# Exercise materials start

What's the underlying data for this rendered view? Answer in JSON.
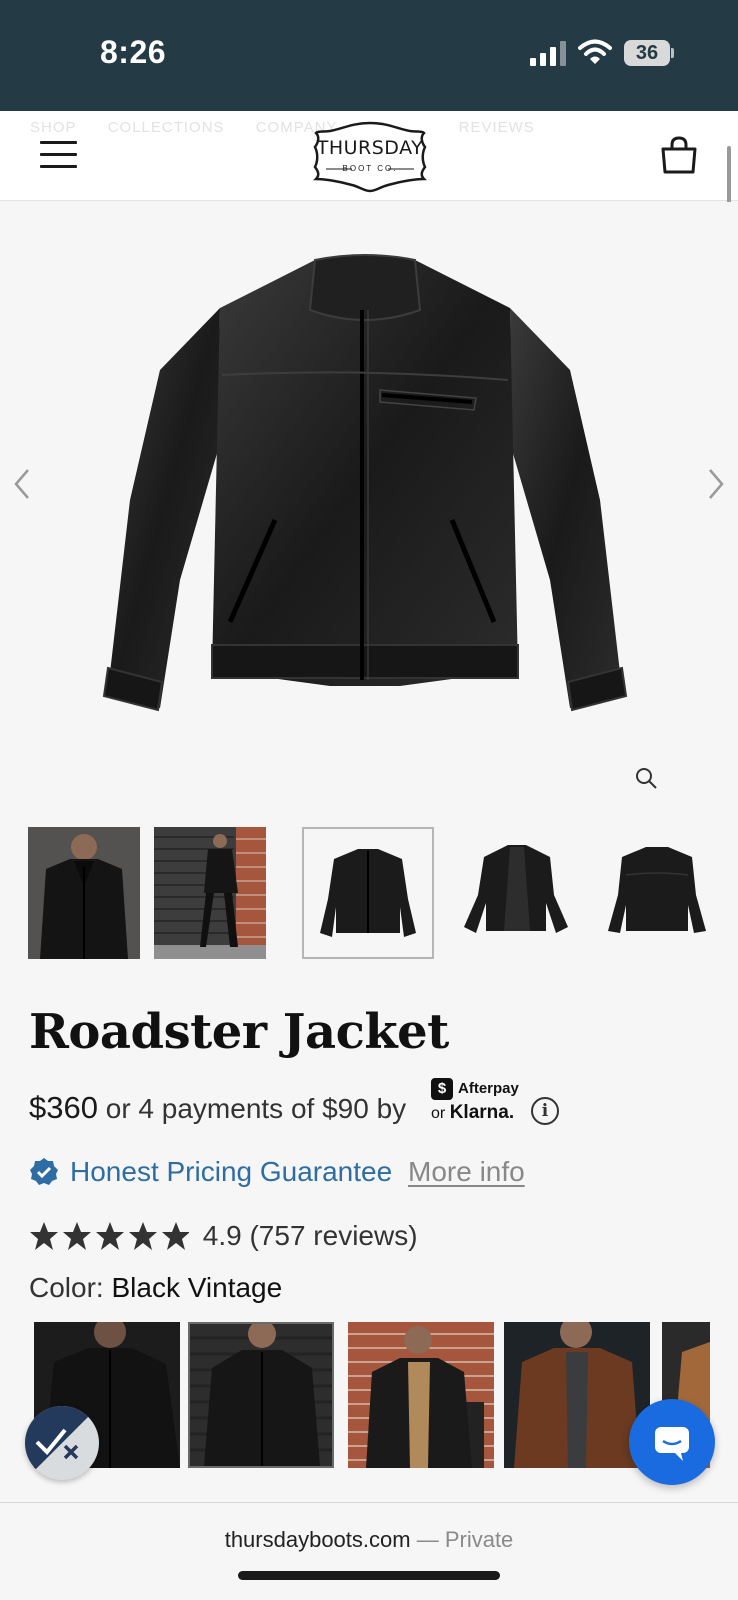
{
  "status_bar": {
    "time": "8:26",
    "battery": "36",
    "icons": [
      "signal-icon",
      "wifi-icon",
      "battery-icon"
    ]
  },
  "header": {
    "ghost_nav": [
      "SHOP",
      "COLLECTIONS",
      "COMPANY",
      "REVIEWS"
    ],
    "logo_text": "THURSDAY",
    "logo_sub": "BOOT CO.",
    "icons": [
      "menu-icon",
      "shopping-bag-icon"
    ]
  },
  "gallery": {
    "icons": [
      "chevron-left-icon",
      "chevron-right-icon",
      "zoom-icon"
    ],
    "thumbnails": [
      "model-front-photo",
      "model-street-photo",
      "jacket-front",
      "jacket-open",
      "jacket-back"
    ],
    "selected_thumbnail": 2
  },
  "product": {
    "title": "Roadster Jacket",
    "price": "$360",
    "installments": "or 4 payments of $90 by",
    "afterpay_label": "Afterpay",
    "afterpay_symbol": "$",
    "klarna_prefix": "or",
    "klarna_label": "Klarna.",
    "guarantee_label": "Honest Pricing Guarantee",
    "more_info_label": "More info",
    "rating": 4.9,
    "rating_text": "4.9 (757 reviews)",
    "stars": 5,
    "color_label": "Color:",
    "color_value": "Black Vintage"
  },
  "swatches": [
    "Black Vintage",
    "Black",
    "Black with Tan Shirt",
    "Brown",
    "Tan"
  ],
  "selected_swatch": 1,
  "browser": {
    "url": "thursdayboots.com",
    "mode": "— Private"
  },
  "colors": {
    "status_bar_bg": "#243a44",
    "link_blue": "#2e6da4",
    "chat_fab": "#1a6ae0"
  }
}
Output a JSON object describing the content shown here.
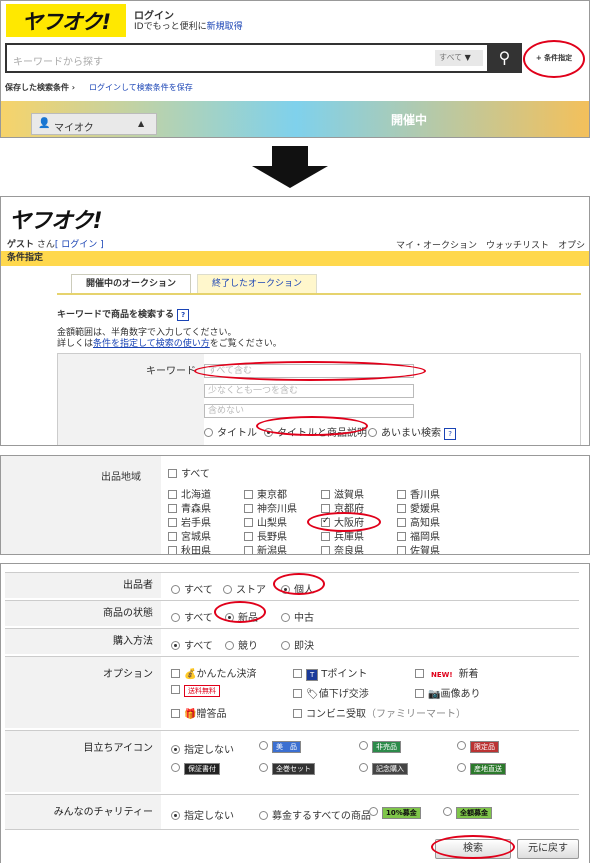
{
  "top": {
    "logo": "ヤフオク!",
    "login": "ログイン",
    "login_sub_prefix": "IDでもっと便利に",
    "register": "新規取得",
    "search_placeholder": "キーワードから探す",
    "category_select": "すべて",
    "cond_btn": "+ 条件指定",
    "saved_label": "保存した検索条件",
    "saved_link": "ログインして検索条件を保存",
    "myauc": "マイオク",
    "banner_text": "開催中"
  },
  "detail": {
    "logo": "ヤフオク!",
    "guest": "ゲスト",
    "san": "さん",
    "login": "[ ログイン ]",
    "nav": [
      "マイ・オークション",
      "ウォッチリスト",
      "オプション/"
    ],
    "bar": "条件指定",
    "tabs": [
      "開催中のオークション",
      "終了したオークション"
    ],
    "kw_title": "キーワードで商品を検索する",
    "help": "?",
    "note1": "金額範囲は、半角数字で入力してください。",
    "note2_prefix": "詳しくは",
    "note2_link": "条件を指定して検索の使い方",
    "note2_suffix": "をご覧ください。",
    "kw_label": "キーワード",
    "kw_ph": [
      "すべて含む",
      "少なくとも一つを含む",
      "含めない"
    ],
    "scope": [
      "タイトル",
      "タイトルと商品説明",
      "あいまい検索"
    ]
  },
  "region": {
    "label": "出品地域",
    "all": "すべて",
    "prefs": [
      [
        "北海道",
        "東京都",
        "滋賀県",
        "香川県"
      ],
      [
        "青森県",
        "神奈川県",
        "京都府",
        "愛媛県"
      ],
      [
        "岩手県",
        "山梨県",
        "大阪府",
        "高知県"
      ],
      [
        "宮城県",
        "長野県",
        "兵庫県",
        "福岡県"
      ],
      [
        "秋田県",
        "新潟県",
        "奈良県",
        "佐賀県"
      ]
    ]
  },
  "filters": {
    "seller": {
      "label": "出品者",
      "opts": [
        "すべて",
        "ストア",
        "個人"
      ]
    },
    "condition": {
      "label": "商品の状態",
      "opts": [
        "すべて",
        "新品",
        "中古"
      ]
    },
    "buy": {
      "label": "購入方法",
      "opts": [
        "すべて",
        "競り",
        "即決"
      ]
    },
    "option": {
      "label": "オプション",
      "items": [
        [
          "かんたん決済",
          "Tポイント",
          "新着"
        ],
        [
          "送料無料",
          "値下げ交渉",
          "画像あり"
        ],
        [
          "贈答品",
          "コンビニ受取",
          "（ファミリーマート）"
        ]
      ],
      "new_badge": "NEW!"
    },
    "icons": {
      "label": "目立ちアイコン",
      "none": "指定しない",
      "items": [
        "美　品",
        "非売品",
        "限定品",
        "保証書付",
        "全巻セット",
        "記念購入",
        "産地直送"
      ]
    },
    "charity": {
      "label": "みんなのチャリティー",
      "opts": [
        "指定しない",
        "募金するすべての商品",
        "10%募金",
        "全額募金"
      ]
    }
  },
  "buttons": {
    "search": "検索",
    "reset": "元に戻す"
  },
  "colors": {
    "yellow": "#ffe800",
    "red": "#e0001a",
    "bar": "#ffd84d"
  }
}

# Exercise materials end

▶ Exercise details
Repeat the records above exactly, leaving out any pictures they contain.

▶ Reply
What's the underlying data for this rendered view? Answer in JSON.
{
  "status_bar": {
    "time": "8:26",
    "battery": "36",
    "icons": [
      "signal-icon",
      "wifi-icon",
      "battery-icon"
    ]
  },
  "header": {
    "ghost_nav": [
      "SHOP",
      "COLLECTIONS",
      "COMPANY",
      "REVIEWS"
    ],
    "logo_text": "THURSDAY",
    "logo_sub": "BOOT CO.",
    "icons": [
      "menu-icon",
      "shopping-bag-icon"
    ]
  },
  "gallery": {
    "icons": [
      "chevron-left-icon",
      "chevron-right-icon",
      "zoom-icon"
    ],
    "thumbnails": [
      "model-front-photo",
      "model-street-photo",
      "jacket-front",
      "jacket-open",
      "jacket-back"
    ],
    "selected_thumbnail": 2
  },
  "product": {
    "title": "Roadster Jacket",
    "price": "$360",
    "installments": "or 4 payments of $90 by",
    "afterpay_label": "Afterpay",
    "afterpay_symbol": "$",
    "klarna_prefix": "or",
    "klarna_label": "Klarna.",
    "guarantee_label": "Honest Pricing Guarantee",
    "more_info_label": "More info",
    "rating": 4.9,
    "rating_text": "4.9 (757 reviews)",
    "stars": 5,
    "color_label": "Color:",
    "color_value": "Black Vintage"
  },
  "swatches": [
    "Black Vintage",
    "Black",
    "Black with Tan Shirt",
    "Brown",
    "Tan"
  ],
  "selected_swatch": 1,
  "browser": {
    "url": "thursdayboots.com",
    "mode": "— Private"
  },
  "colors": {
    "status_bar_bg": "#243a44",
    "link_blue": "#2e6da4",
    "chat_fab": "#1a6ae0"
  }
}
Output a JSON object describing the content shown here.
{
  "top": {
    "logo": "ヤフオク!",
    "login": "ログイン",
    "login_sub_prefix": "IDでもっと便利に",
    "register": "新規取得",
    "search_placeholder": "キーワードから探す",
    "category_select": "すべて",
    "cond_btn": "+ 条件指定",
    "saved_label": "保存した検索条件",
    "saved_link": "ログインして検索条件を保存",
    "myauc": "マイオク",
    "banner_text": "開催中"
  },
  "detail": {
    "logo": "ヤフオク!",
    "guest": "ゲスト",
    "san": "さん",
    "login": "[ ログイン ]",
    "nav": [
      "マイ・オークション",
      "ウォッチリスト",
      "オプション/"
    ],
    "bar": "条件指定",
    "tabs": [
      "開催中のオークション",
      "終了したオークション"
    ],
    "kw_title": "キーワードで商品を検索する",
    "help": "?",
    "note1": "金額範囲は、半角数字で入力してください。",
    "note2_prefix": "詳しくは",
    "note2_link": "条件を指定して検索の使い方",
    "note2_suffix": "をご覧ください。",
    "kw_label": "キーワード",
    "kw_ph": [
      "すべて含む",
      "少なくとも一つを含む",
      "含めない"
    ],
    "scope": [
      "タイトル",
      "タイトルと商品説明",
      "あいまい検索"
    ]
  },
  "region": {
    "label": "出品地域",
    "all": "すべて",
    "prefs": [
      [
        "北海道",
        "東京都",
        "滋賀県",
        "香川県"
      ],
      [
        "青森県",
        "神奈川県",
        "京都府",
        "愛媛県"
      ],
      [
        "岩手県",
        "山梨県",
        "大阪府",
        "高知県"
      ],
      [
        "宮城県",
        "長野県",
        "兵庫県",
        "福岡県"
      ],
      [
        "秋田県",
        "新潟県",
        "奈良県",
        "佐賀県"
      ]
    ]
  },
  "filters": {
    "seller": {
      "label": "出品者",
      "opts": [
        "すべて",
        "ストア",
        "個人"
      ]
    },
    "condition": {
      "label": "商品の状態",
      "opts": [
        "すべて",
        "新品",
        "中古"
      ]
    },
    "buy": {
      "label": "購入方法",
      "opts": [
        "すべて",
        "競り",
        "即決"
      ]
    },
    "option": {
      "label": "オプション",
      "items": [
        [
          "かんたん決済",
          "Tポイント",
          "新着"
        ],
        [
          "送料無料",
          "値下げ交渉",
          "画像あり"
        ],
        [
          "贈答品",
          "コンビニ受取",
          "（ファミリーマート）"
        ]
      ],
      "new_badge": "NEW!"
    },
    "icons": {
      "label": "目立ちアイコン",
      "none": "指定しない",
      "items": [
        "美　品",
        "非売品",
        "限定品",
        "保証書付",
        "全巻セット",
        "記念購入",
        "産地直送"
      ]
    },
    "charity": {
      "label": "みんなのチャリティー",
      "opts": [
        "指定しない",
        "募金するすべての商品",
        "10%募金",
        "全額募金"
      ]
    }
  },
  "buttons": {
    "search": "検索",
    "reset": "元に戻す"
  },
  "colors": {
    "yellow": "#ffe800",
    "red": "#e0001a",
    "bar": "#ffd84d"
  }
}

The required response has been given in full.